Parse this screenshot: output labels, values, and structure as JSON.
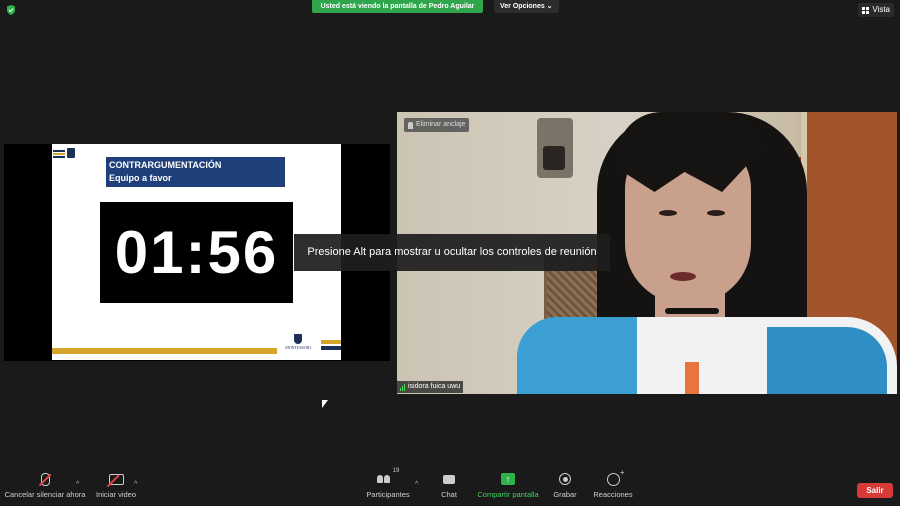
{
  "top": {
    "banner": "Usted está viendo la pantalla de Pedro Aguilar",
    "view_options": "Ver Opciones ⌄",
    "view_button": "Vista"
  },
  "slide": {
    "title_line1": "CONTRARGUMENTACIÓN",
    "title_line2": "Equipo a favor",
    "timer": "01:56",
    "brand": "MONTESSORI"
  },
  "video": {
    "unpin_label": "Eliminar anclaje",
    "participant_name": "isidora fuica uwu"
  },
  "tooltip": "Presione Alt para mostrar u ocultar los controles de reunión",
  "toolbar": {
    "mute": "Cancelar silenciar ahora",
    "video": "Iniciar video",
    "participants": "Participantes",
    "participant_count": "19",
    "chat": "Chat",
    "share": "Compartir pantalla",
    "record": "Grabar",
    "reactions": "Reacciones",
    "leave": "Salir"
  },
  "colors": {
    "banner_green": "#2fa54c",
    "leave_red": "#d83a3a",
    "slide_title_blue": "#1e3f79",
    "slide_gold": "#d4a72c"
  }
}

........

**Given instruction:**
Write out the entries again, exactly as given, skipping any images.

**Exercise result:**
Parse this screenshot: output labels, values, and structure as JSON.
{
  "top": {
    "banner": "Usted está viendo la pantalla de Pedro Aguilar",
    "view_options": "Ver Opciones ⌄",
    "view_button": "Vista"
  },
  "slide": {
    "title_line1": "CONTRARGUMENTACIÓN",
    "title_line2": "Equipo a favor",
    "timer": "01:56",
    "brand": "MONTESSORI"
  },
  "video": {
    "unpin_label": "Eliminar anclaje",
    "participant_name": "isidora fuica uwu"
  },
  "tooltip": "Presione Alt para mostrar u ocultar los controles de reunión",
  "toolbar": {
    "mute": "Cancelar silenciar ahora",
    "video": "Iniciar video",
    "participants": "Participantes",
    "participant_count": "19",
    "chat": "Chat",
    "share": "Compartir pantalla",
    "record": "Grabar",
    "reactions": "Reacciones",
    "leave": "Salir"
  },
  "colors": {
    "banner_green": "#2fa54c",
    "leave_red": "#d83a3a",
    "slide_title_blue": "#1e3f79",
    "slide_gold": "#d4a72c"
  }
}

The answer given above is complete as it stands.